_WORK TO COMPLETE_: Locate every line in the records below that contains the word "this", and copy each one.
---------- RAW RECORDS ----------
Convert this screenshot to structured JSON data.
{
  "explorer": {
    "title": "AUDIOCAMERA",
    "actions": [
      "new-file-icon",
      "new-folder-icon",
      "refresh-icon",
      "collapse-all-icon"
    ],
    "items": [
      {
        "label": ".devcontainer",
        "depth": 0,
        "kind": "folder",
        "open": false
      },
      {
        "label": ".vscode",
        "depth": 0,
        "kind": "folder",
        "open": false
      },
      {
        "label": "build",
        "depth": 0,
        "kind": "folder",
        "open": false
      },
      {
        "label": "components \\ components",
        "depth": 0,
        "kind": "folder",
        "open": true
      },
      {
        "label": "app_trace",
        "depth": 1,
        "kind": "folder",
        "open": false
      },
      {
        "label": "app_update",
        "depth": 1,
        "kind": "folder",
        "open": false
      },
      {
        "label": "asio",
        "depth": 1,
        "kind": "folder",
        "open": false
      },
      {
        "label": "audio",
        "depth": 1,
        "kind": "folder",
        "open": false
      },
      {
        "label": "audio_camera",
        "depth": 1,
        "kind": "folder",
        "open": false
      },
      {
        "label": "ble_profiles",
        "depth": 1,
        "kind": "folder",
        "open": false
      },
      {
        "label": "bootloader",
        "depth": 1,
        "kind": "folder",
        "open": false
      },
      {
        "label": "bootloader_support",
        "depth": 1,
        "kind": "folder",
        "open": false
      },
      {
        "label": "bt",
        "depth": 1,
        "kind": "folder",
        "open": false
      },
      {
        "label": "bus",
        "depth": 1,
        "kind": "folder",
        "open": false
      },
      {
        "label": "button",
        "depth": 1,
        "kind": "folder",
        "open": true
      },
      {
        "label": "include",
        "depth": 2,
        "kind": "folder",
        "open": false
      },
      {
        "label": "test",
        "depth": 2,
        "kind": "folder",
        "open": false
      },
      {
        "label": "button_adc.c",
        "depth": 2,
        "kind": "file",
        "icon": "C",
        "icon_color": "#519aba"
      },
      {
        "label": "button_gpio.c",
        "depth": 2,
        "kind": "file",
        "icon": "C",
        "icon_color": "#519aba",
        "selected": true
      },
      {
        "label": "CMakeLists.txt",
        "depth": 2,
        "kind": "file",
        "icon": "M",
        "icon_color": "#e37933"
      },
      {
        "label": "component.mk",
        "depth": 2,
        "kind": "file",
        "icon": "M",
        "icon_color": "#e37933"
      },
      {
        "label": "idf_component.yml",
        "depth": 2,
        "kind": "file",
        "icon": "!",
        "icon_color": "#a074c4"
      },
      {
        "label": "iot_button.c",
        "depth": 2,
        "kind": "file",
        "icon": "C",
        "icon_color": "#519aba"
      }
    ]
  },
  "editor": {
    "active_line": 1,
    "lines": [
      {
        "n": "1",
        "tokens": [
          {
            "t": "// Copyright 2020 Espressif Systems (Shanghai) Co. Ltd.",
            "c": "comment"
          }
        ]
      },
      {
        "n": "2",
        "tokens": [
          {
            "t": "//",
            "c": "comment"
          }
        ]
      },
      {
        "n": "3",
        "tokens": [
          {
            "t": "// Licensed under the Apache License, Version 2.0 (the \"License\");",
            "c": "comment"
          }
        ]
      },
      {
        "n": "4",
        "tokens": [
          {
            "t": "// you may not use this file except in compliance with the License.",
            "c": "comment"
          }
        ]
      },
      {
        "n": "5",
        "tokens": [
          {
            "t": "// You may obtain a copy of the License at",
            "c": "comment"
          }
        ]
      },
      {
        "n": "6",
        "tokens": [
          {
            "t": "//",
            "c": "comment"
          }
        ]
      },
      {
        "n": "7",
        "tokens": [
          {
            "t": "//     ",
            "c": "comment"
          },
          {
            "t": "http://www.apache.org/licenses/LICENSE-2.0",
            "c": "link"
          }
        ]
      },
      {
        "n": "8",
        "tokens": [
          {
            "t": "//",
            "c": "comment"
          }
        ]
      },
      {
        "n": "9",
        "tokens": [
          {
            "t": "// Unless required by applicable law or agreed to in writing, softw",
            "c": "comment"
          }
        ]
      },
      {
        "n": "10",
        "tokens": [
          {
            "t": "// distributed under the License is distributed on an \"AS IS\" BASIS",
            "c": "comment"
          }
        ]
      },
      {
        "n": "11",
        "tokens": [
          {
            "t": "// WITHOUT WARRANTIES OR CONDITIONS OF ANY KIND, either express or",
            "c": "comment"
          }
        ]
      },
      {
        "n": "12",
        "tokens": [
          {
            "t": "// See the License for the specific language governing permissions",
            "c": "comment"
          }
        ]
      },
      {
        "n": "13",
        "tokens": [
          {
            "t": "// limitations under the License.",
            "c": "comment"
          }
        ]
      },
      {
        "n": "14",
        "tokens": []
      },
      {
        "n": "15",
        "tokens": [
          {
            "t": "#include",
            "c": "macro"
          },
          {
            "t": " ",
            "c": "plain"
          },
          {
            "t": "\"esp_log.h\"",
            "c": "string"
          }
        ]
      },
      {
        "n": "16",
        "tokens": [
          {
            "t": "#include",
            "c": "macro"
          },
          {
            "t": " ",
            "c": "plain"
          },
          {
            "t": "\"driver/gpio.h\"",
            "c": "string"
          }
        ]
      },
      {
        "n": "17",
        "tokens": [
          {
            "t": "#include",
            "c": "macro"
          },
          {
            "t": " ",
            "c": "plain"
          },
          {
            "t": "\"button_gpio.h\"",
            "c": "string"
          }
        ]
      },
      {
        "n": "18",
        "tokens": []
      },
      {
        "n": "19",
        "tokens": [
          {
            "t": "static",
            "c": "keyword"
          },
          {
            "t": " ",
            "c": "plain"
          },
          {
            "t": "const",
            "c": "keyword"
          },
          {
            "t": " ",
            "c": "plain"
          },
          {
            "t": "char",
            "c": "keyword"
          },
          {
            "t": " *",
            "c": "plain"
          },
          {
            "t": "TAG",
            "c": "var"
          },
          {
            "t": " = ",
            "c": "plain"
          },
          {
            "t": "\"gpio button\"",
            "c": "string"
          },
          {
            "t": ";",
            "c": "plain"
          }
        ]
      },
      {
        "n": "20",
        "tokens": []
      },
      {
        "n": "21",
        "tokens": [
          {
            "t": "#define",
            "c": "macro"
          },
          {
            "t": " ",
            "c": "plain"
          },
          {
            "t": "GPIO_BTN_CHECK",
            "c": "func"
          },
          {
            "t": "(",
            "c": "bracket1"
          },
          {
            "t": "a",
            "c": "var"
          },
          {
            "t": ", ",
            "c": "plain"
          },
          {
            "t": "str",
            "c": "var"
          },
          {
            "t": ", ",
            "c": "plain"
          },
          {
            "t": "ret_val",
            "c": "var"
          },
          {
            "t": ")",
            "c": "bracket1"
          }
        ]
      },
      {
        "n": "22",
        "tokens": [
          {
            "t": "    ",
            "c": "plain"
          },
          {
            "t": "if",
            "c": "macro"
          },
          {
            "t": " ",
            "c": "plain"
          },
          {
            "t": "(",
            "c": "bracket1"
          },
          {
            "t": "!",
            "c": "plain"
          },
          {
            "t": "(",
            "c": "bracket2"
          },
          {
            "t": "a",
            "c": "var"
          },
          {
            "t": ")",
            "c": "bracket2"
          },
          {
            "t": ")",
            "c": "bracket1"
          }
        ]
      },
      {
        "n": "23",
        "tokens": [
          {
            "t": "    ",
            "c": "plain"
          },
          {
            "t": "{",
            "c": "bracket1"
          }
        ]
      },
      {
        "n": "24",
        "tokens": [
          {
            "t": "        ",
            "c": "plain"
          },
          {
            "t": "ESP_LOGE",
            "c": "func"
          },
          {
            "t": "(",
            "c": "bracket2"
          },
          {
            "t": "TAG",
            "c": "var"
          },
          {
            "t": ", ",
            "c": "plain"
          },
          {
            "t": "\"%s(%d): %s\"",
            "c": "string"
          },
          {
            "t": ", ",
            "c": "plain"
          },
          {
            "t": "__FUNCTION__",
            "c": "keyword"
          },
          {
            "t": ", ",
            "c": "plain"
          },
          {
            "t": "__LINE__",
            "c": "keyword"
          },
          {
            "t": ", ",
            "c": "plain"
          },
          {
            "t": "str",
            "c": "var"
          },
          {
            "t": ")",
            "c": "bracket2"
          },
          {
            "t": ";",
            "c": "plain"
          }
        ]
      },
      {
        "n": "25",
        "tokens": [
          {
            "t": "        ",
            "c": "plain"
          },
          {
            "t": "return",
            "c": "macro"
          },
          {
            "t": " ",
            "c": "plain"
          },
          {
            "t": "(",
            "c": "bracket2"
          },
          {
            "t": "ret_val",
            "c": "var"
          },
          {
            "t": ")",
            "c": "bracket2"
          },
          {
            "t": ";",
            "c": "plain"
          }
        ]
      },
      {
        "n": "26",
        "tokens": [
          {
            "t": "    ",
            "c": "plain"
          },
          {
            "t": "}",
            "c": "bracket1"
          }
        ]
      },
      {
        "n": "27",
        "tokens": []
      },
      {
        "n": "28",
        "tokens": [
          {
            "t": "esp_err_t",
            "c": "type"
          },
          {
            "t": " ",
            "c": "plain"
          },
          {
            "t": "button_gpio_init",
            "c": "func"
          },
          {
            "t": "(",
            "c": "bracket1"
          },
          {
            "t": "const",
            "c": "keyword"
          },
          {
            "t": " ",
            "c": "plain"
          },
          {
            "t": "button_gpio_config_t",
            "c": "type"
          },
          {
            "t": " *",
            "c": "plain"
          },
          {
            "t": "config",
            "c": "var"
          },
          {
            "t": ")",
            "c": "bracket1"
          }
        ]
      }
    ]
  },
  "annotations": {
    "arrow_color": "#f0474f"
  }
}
----------
_THE REPLY_:
Convert this screenshot to structured JSON data.
            "t": "// you may not use this file except in compliance with the License.",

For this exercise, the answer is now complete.